- Stated task:
In the data below, find each line containing the string "멸종위기종" and return it.

- Recorded data:

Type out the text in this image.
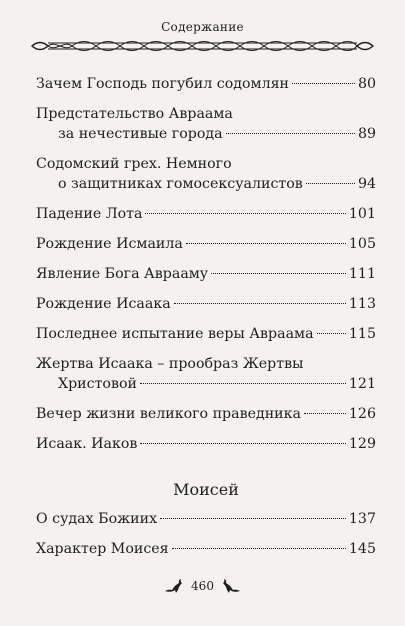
Содержание
Зачем Господь погубил содомлян	80
Предстательство Авраама
за нечестивые города	89
Содомский грех. Немного
о защитниках гомосексуалистов	94
Падение Лота	101
Рождение Исмаила	105
Явление Бога Аврааму	111
Рождение Исаака	113
Последнее испытание веры Авраама 115
Жертва Исаака – прообраз Жертвы
Христовой	121
Вечер жизни великого праведника	126
Исаак. Иаков	129
Моисей
О судах Божиих	137
Характер Моисея	145
460
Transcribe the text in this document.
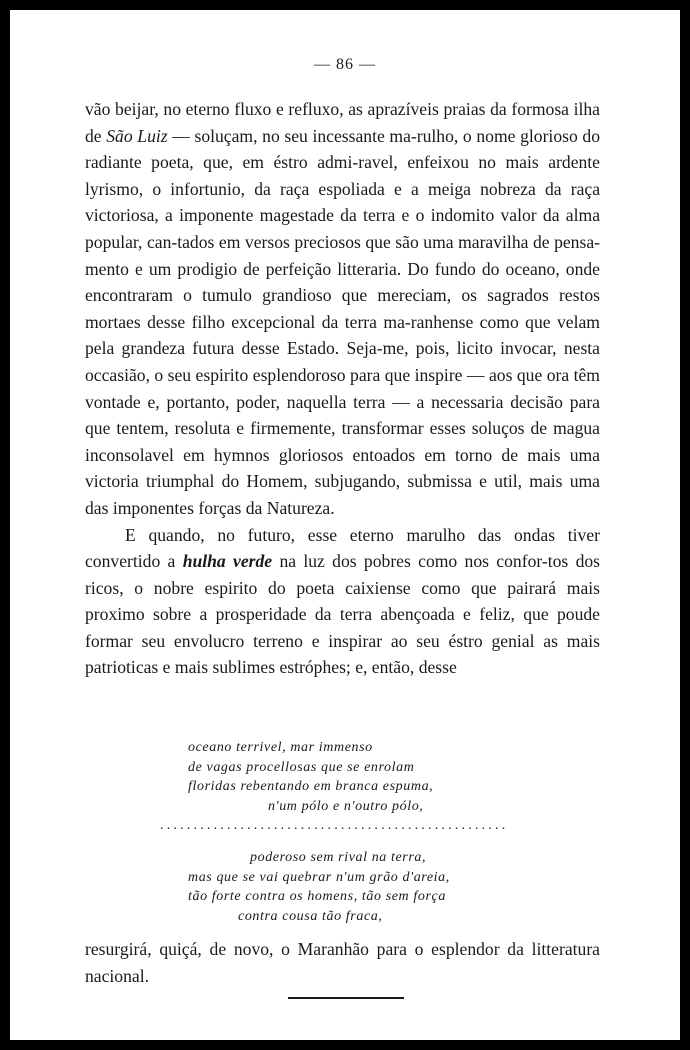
— 86 —

vão beijar, no eterno fluxo e refluxo, as aprazíveis praias da formosa ilha de São Luiz — soluçam, no seu incessante ma-rulho, o nome glorioso do radiante poeta, que, em éstro admi-ravel, enfeixou no mais ardente lyrismo, o infortunio, da raça espoliada e a meiga nobreza da raça victoriosa, a imponente magestade da terra e o indomito valor da alma popular, can-tados em versos preciosos que são uma maravilha de pensa-mento e um prodigio de perfeição litteraria. Do fundo do oceano, onde encontraram o tumulo grandioso que mereciam, os sagrados restos mortaes desse filho excepcional da terra ma-ranhense como que velam pela grandeza futura desse Estado. Seja-me, pois, licito invocar, nesta occasião, o seu espirito esplendoroso para que inspire — aos que ora têm vontade e, portanto, poder, naquella terra — a necessaria decisão para que tentem, resoluta e firmemente, transformar esses soluços de magua inconsolavel em hymnos gloriosos entoados em torno de mais uma victoria triumphal do Homem, subjugando, submissa e util, mais uma das imponentes forças da Natureza.

E quando, no futuro, esse eterno marulho das ondas tiver convertido a hulha verde na luz dos pobres como nos confor-tos dos ricos, o nobre espirito do poeta caixiense como que pairará mais proximo sobre a prosperidade da terra abençoada e feliz, que poude formar seu envolucro terreno e inspirar ao seu éstro genial as mais patrioticas e mais sublimes estróphes; e, então, desse

oceano terrivel, mar immenso
de vagas procellosas que se enrolam
floridas rebentando em branca espuma,
n'um pólo e n'outro pólo,
....................................................
poderoso sem rival na terra,
mas que se vai quebrar n'um grão d'areia,
tão forte contra os homens, tão sem força
contra cousa tão fraca,

resurgirá, quiçá, de novo, o Maranhão para o esplendor da litteratura nacional.
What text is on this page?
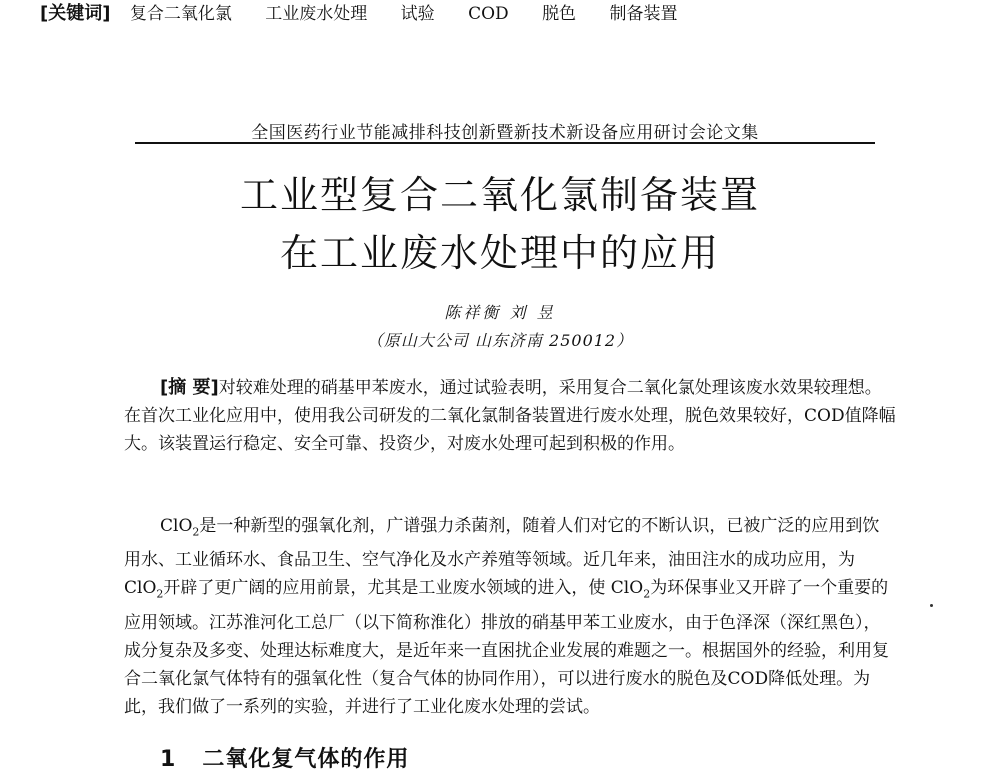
全国医药行业节能减排科技创新暨新技术新设备应用研讨会论文集
工业型复合二氧化氯制备装置
在工业废水处理中的应用
陈祥衡 刘 昱
（原山大公司 山东济南 250012）
[摘 要]对较难处理的硝基甲苯废水，通过试验表明，采用复合二氧化氯处理该废水效果较理想。在首次工业化应用中，使用我公司研发的二氧化氯制备装置进行废水处理，脱色效果较好，COD值降幅大。该装置运行稳定、安全可靠、投资少，对废水处理可起到积极的作用。
[关键词] 复合二氧化氯 工业废水处理 试验 COD 脱色 制备装置
ClO$_2$是一种新型的强氧化剂，广谱强力杀菌剂，随着人们对它的不断认识，已被广泛的应用到饮用水、工业循环水、食品卫生、空气净化及水产养殖等领域。近几年来，油田注水的成功应用，为 ClO$_2$开辟了更广阔的应用前景，尤其是工业废水领域的进入，使 ClO$_2$为环保事业又开辟了一个重要的应用领域。江苏淮河化工总厂（以下简称淮化）排放的硝基甲苯工业废水，由于色泽深（深红黑色），成分复杂及多变、处理达标难度大，是近年来一直困扰企业发展的难题之一。根据国外的经验，利用复合二氧化氯气体特有的强氧化性（复合气体的协同作用），可以进行废水的脱色及COD降低处理。为此，我们做了一系列的实验，并进行了工业化废水处理的尝试。
1 二氧化复气体的作用
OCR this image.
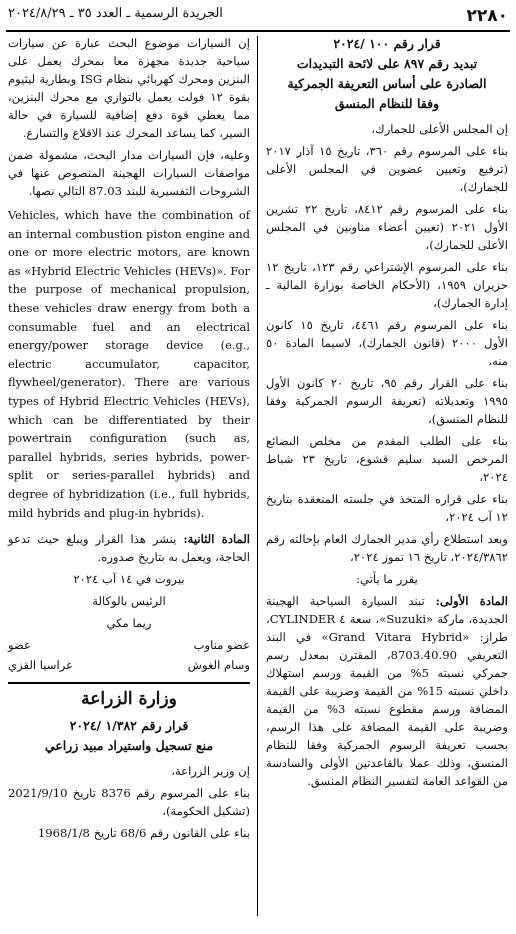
٢٢٨٠
الجريدة الرسمية ـ العدد ٣٥ ـ ٢٠٢٤/٨/٢٩
قرار رقم ١٠٠ /٢٠٢٤
تبديد رقم ٨٩٧ على لائحة التبديدات
الصادرة على أساس التعريفة الجمركية
وفقا للنظام المنسق

إن المجلس الأعلى للجمارك،

بناء على المرسوم رقم ٣٦٠، تاريخ ١٥ آذار ٢٠١٧ (ترفيع وتعيين عضوين في المجلس الأعلى للجمارك)،

بناء على المرسوم رقم ٨٤١٢، تاريخ ٢٢ تشرين الأول ٢٠٢١ (تعيين أعضاء مناوبين في المجلس الأعلى للجمارك)،

بناء على المرسوم الإشتراعي رقم ١٢٣، تاريخ ١٢ حزيران ١٩٥٩، (الأحكام الخاصة بوزارة المالية ـ إدارة الجمارك)،

بناء على المرسوم رقم ٤٤٦١، تاريخ ١٥ كانون الأول ٢٠٠٠ (قانون الجمارك)، لاسيما المادة ٥٠ منه،

بناء على القرار رقم ٩٥، تاريخ ٢٠ كانون الأول ١٩٩٥ وتعديلاته (تعريفة الرسوم الجمركية وفقا للنظام المنسق)،

بناء على الطلب المقدم من مخلص البضائع المرخص السيد سليم قشوع، تاريخ ٢٣ شباط ٢٠٢٤،

بناء على قراره المتخذ في جلسته المنعقدة بتاريخ ١٢ آب ٢٠٢٤،

وبعد استطلاع رأي مدير الجمارك العام بإحالته رقم ٢٠٢٤/٣٨٦٢، تاريخ ١٦ تموز ٢٠٢٤،

يقرر ما يأتي:

المادة الأولى: تبند السيارة السياحية الهجينة الجديدة، ماركة «Suzuki»، سعة ٤ CYLINDER، طراز: «Grand Vitara Hybrid» في البند التعريفي 8703.40.90، المقترن بمعدل رسم جمركي نسبته 5% من القيمة ورسم استهلاك داخلي نسبته 15% من القيمة وضريبة على القيمة المضافة ورسم مقطوع نسبته 3% من القيمة وضريبة على القيمة المضافة على هذا الرسم، بحسب تعريفة الرسوم الجمركية وفقا للنظام المنسق، وذلك عملا بالقاعدتين الأولى والسادسة من القواعد العامة لتفسير النظام المنسق.

إن السيارات موضوع البحث عبارة عن سيارات سياحية جديدة مجهزة معا بمحرك يعمل على البنزين ومحرك كهربائي بنظام ISG وبطارية ليثيوم بقوة ١٢ فولت يعمل بالتوازي مع محرك البنزين، مما يعطي قوة دفع إضافية للسيارة في حالة السير، كما يساعد المحرك عند الاقلاع والتسارع.

وعليه، فإن السيارات مدار البحث، مشمولة ضمن مواصفات السيارات الهجينة المنصوص عنها في الشروحات التفسيرية للبند 87.03 التالي نصها.

Vehicles, which have the combination of an internal combustion piston engine and one or more electric motors, are known as «Hybrid Electric Vehicles (HEVs)». For the purpose of mechanical propulsion, these vehicles draw energy from both a consumable fuel and an electrical energy/power storage device (e.g., electric accumulator, capacitor, flywheel/generator). There are various types of Hybrid Electric Vehicles (HEVs), which can be differentiated by their powertrain configuration (such as, parallel hybrids, series hybrids, power-split or series-parallel hybrids) and degree of hybridization (i.e., full hybrids, mild hybrids and plug-in hybrids).

المادة الثانية: ينشر هذا القرار ويبلغ حيث تدعو الحاجة، ويعمل به بتاريخ صدوره.

بيروت في ١٤ آب ٢٠٢٤

الرئيس بالوكالة

ريما مكي

عضو مناوب
عضو
وسام الغوش
غراسيا القزي
وزارة الزراعة
قرار رقم ١/٣٨٢ /٢٠٢٤
منع تسجيل واستيراد مبيد زراعي

إن وزير الزراعة،

بناء على المرسوم رقم 8376 تاريخ 2021/9/10 (تشكيل الحكومة)،

بناء على القانون رقم 68/6 تاريخ 1968/1/8
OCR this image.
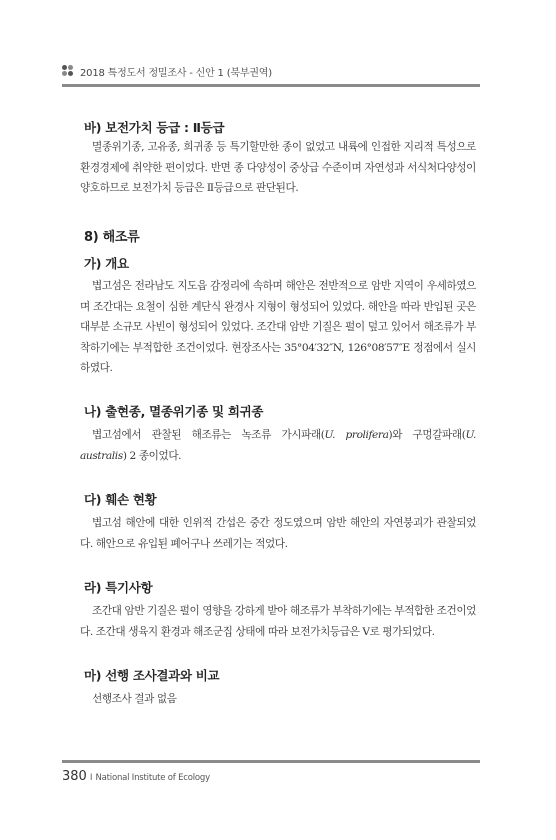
2018 특정도서 정밀조사 - 신안 1 (북부권역)
바) 보전가치 등급 : Ⅱ등급

멸종위기종, 고유종, 희귀종 등 특기할만한 종이 없었고 내륙에 인접한 지리적 특성으로 환경경제에 취약한 편이었다. 반면 종 다양성이 중상급 수준이며 자연성과 서식처다양성이 양호하므로 보전가치 등급은 Ⅱ등급으로 판단된다.

8) 해조류
가) 개요

볍고섬은 전라남도 지도읍 감정리에 속하며 해안은 전반적으로 암반 지역이 우세하였으며 조간대는 요철이 심한 계단식 완경사 지형이 형성되어 있었다. 해안을 따라 반입된 곳은 대부분 소규모 사빈이 형성되어 있었다. 조간대 암반 기질은 펄이 덮고 있어서 해조류가 부착하기에는 부적합한 조건이었다. 현장조사는 35°04′32″N, 126°08′57″E 정점에서 실시하였다.

나) 출현종, 멸종위기종 및 희귀종

볍고섬에서 관찰된 해조류는 녹조류 가시파래(U. prolifera)와 구멍갈파래(U. australis) 2 종이었다.

다) 훼손 현황

볍고섬 해안에 대한 인위적 간섭은 중간 정도였으며 암반 해안의 자연붕괴가 관찰되었다. 해안으로 유입된 폐어구나 쓰레기는 적었다.

라) 특기사항

조간대 암반 기질은 펄이 영향을 강하게 받아 해조류가 부착하기에는 부적합한 조건이었다. 조간대 생육지 환경과 해조군집 상태에 따라 보전가치등급은 Ⅴ로 평가되었다.

마) 선행 조사결과와 비교

선행조사 결과 없음

380 I National Institute of Ecology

- Expected answer:
멸종위기종, 고유종, 희귀종 등 특기할만한 종이 없었고 내륙에 인접한 지리적 특성으로 환경경제에 취약한 편이었다. 반면 종 다양성이 중상급 수준이며 자연성과 서식처다양성이 양호하므로 보전가치 등급은 Ⅱ등급으로 판단된다.
나) 출현종, 멸종위기종 및 희귀종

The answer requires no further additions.